:: Rows from a dataset ::
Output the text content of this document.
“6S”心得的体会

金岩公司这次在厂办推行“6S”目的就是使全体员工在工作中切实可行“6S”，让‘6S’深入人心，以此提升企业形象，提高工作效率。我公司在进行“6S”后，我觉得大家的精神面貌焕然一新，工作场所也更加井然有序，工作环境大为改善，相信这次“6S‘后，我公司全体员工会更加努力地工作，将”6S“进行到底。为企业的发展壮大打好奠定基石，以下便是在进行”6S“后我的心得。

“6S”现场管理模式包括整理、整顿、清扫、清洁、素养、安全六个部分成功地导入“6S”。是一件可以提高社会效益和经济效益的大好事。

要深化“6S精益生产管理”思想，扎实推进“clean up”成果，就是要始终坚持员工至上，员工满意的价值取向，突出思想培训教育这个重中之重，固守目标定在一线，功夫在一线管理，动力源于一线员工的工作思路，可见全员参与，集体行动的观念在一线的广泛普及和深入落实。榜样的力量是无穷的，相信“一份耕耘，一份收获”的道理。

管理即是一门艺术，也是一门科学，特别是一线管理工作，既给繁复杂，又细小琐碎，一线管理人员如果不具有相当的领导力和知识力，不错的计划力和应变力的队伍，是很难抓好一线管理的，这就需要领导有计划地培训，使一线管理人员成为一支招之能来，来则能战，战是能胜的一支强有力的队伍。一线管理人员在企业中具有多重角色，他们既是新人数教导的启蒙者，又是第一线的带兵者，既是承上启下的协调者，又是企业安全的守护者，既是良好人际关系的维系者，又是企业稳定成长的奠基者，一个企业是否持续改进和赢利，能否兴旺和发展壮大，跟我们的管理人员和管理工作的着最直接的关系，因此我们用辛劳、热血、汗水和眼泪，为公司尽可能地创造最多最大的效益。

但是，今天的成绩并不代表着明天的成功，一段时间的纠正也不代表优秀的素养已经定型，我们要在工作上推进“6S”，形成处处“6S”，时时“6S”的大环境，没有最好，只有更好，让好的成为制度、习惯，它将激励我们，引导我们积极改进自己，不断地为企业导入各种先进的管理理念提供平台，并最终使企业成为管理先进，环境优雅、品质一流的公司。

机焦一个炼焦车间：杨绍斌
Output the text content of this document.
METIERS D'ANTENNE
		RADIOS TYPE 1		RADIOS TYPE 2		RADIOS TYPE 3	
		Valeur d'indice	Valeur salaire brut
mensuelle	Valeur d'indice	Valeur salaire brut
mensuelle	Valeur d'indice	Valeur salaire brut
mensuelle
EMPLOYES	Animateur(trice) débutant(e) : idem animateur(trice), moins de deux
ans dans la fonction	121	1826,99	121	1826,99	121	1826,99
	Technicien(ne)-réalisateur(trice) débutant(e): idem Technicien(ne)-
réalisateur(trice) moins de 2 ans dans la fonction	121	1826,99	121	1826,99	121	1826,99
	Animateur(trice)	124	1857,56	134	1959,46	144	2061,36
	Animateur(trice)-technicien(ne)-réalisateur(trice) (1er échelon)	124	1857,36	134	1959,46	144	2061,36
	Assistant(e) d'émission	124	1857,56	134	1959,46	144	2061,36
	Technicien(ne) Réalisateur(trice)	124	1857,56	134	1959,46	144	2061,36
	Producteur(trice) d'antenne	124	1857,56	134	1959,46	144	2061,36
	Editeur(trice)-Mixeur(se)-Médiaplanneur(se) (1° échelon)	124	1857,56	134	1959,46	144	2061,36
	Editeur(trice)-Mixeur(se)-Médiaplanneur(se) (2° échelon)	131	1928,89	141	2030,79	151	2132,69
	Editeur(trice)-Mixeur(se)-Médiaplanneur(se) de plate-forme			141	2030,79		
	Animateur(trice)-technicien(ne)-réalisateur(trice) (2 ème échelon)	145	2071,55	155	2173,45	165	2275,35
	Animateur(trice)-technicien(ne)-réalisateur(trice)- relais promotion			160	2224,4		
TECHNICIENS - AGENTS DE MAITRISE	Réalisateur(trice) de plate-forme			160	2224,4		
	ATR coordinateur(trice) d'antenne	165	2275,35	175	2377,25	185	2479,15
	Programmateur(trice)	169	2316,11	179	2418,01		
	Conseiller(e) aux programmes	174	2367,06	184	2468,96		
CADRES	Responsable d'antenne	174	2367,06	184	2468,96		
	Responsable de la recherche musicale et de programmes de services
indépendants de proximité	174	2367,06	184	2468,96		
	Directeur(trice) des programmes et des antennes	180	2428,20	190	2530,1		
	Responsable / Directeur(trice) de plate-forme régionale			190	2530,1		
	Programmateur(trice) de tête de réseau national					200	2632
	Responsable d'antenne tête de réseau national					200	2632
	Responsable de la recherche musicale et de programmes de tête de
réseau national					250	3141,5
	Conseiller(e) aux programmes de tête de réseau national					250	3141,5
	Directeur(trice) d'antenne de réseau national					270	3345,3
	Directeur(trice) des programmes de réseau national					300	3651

:: Directions for this task ::
From the data above, show each line that contains "Mixeur".

:: Reply ::
	Editeur(trice)-Mixeur(se)-Médiaplanneur(se) (1° échelon)	124	1857,56	134	1959,46	144	2061,36
	Editeur(trice)-Mixeur(se)-Médiaplanneur(se) (2° échelon)	131	1928,89	141	2030,79	151	2132,69
	Editeur(trice)-Mixeur(se)-Médiaplanneur(se) de plate-forme			141	2030,79		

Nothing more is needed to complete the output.